* start *

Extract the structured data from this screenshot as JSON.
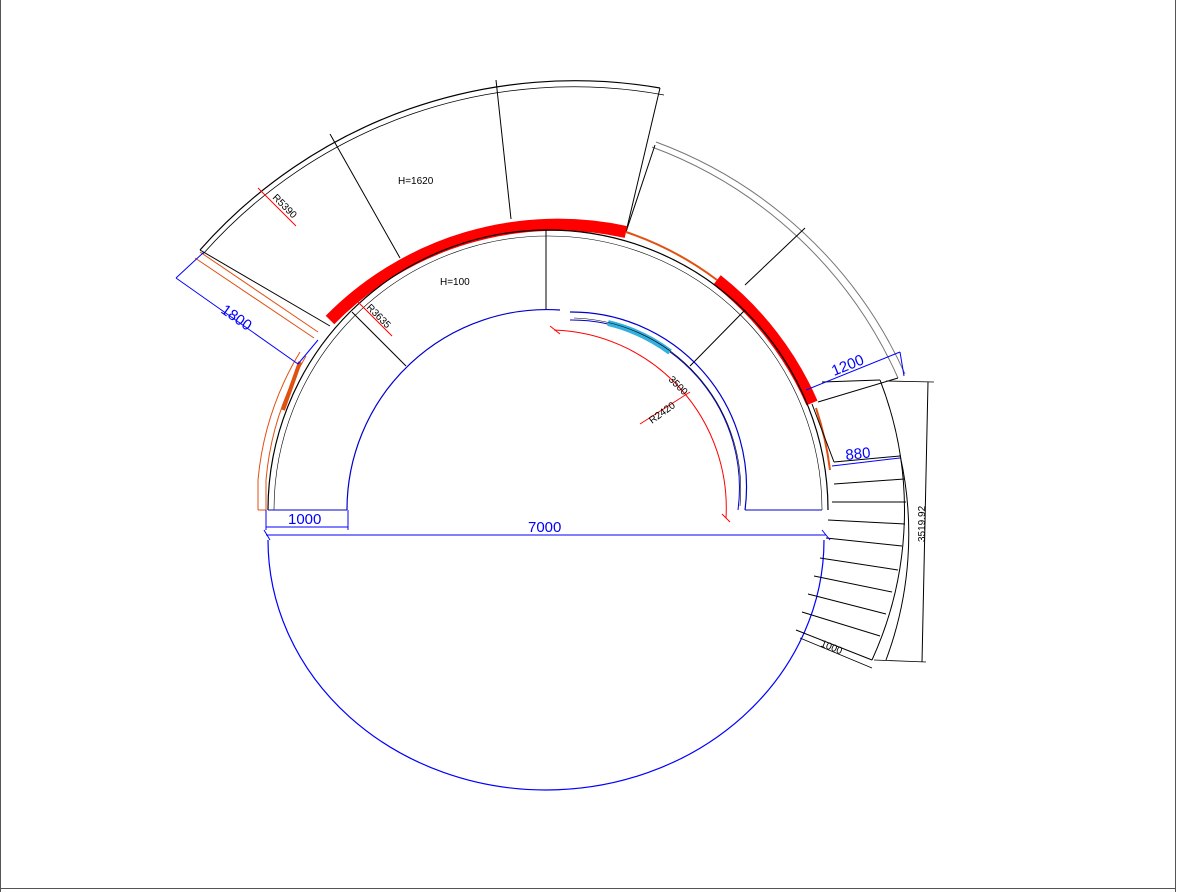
{
  "drawing": {
    "dimensions": {
      "outer_radius": "R5390",
      "wall_radius": "R3635",
      "inner_radius": "R2420",
      "inner_arc": "3500",
      "diameter": "7000",
      "left_step": "1000",
      "tread_width": "1800",
      "upper_right_width": "1200",
      "stair_width": "880",
      "stair_run": "3519.92",
      "bottom_step": "1000"
    },
    "labels": {
      "height_outer": "H=1620",
      "height_inner": "H=100"
    }
  },
  "colors": {
    "dimension": "#0000ff",
    "radius_line": "#ff0000",
    "coping": "#ff0000",
    "accent_orange": "#e05010",
    "inner_highlight": "#33b0e0",
    "line": "#000000"
  }
}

* end *

* Task brief *
Copy all the entries word for word. Omit any pictures.

* Result of this exercise *
Extract the structured data from this screenshot as JSON.
{
  "drawing": {
    "dimensions": {
      "outer_radius": "R5390",
      "wall_radius": "R3635",
      "inner_radius": "R2420",
      "inner_arc": "3500",
      "diameter": "7000",
      "left_step": "1000",
      "tread_width": "1800",
      "upper_right_width": "1200",
      "stair_width": "880",
      "stair_run": "3519.92",
      "bottom_step": "1000"
    },
    "labels": {
      "height_outer": "H=1620",
      "height_inner": "H=100"
    }
  },
  "colors": {
    "dimension": "#0000ff",
    "radius_line": "#ff0000",
    "coping": "#ff0000",
    "accent_orange": "#e05010",
    "inner_highlight": "#33b0e0",
    "line": "#000000"
  }
}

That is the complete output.